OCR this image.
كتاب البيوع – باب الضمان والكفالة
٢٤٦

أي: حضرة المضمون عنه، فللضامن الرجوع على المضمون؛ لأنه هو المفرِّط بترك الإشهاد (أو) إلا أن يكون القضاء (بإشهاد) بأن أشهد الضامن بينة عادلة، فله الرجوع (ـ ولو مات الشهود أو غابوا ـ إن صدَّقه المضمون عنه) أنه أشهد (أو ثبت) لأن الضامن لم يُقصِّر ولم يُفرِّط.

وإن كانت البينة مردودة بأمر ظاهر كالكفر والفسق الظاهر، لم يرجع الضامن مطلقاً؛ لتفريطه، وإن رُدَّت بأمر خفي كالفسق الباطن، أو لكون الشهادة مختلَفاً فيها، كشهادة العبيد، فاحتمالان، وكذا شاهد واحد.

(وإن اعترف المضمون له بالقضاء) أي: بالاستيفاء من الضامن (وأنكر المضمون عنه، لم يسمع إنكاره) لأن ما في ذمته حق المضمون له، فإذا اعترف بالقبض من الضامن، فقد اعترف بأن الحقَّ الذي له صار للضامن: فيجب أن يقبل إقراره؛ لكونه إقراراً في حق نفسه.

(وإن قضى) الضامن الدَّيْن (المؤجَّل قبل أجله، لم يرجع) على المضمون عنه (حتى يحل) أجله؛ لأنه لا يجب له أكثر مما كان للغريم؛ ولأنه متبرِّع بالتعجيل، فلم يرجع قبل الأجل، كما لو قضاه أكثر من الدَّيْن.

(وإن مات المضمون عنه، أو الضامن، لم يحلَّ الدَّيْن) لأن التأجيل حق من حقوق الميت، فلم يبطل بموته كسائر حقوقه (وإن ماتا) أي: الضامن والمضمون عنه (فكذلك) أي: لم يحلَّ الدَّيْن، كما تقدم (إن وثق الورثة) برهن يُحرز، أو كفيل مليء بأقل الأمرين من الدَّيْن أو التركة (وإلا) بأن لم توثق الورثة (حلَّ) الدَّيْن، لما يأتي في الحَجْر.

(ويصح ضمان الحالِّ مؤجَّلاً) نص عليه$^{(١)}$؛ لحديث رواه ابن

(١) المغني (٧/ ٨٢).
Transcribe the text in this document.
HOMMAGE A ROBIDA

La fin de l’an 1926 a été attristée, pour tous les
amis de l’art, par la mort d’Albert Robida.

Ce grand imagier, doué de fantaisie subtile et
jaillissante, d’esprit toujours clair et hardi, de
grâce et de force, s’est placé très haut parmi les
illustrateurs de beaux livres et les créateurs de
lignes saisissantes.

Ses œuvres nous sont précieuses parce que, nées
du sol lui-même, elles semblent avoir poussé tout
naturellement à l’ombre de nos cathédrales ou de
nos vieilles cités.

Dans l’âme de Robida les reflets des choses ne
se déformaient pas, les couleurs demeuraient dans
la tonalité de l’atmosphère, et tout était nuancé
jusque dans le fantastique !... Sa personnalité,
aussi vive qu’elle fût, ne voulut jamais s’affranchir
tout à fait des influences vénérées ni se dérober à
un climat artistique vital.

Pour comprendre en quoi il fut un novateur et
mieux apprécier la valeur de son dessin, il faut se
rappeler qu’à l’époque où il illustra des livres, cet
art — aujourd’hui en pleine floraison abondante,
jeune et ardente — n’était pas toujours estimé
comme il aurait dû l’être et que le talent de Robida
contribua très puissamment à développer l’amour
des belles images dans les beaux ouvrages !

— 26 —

____________

Problem statement -> Indicate how many lines of the material include the word "tout"; the number alone is required.

Solved problem -> 3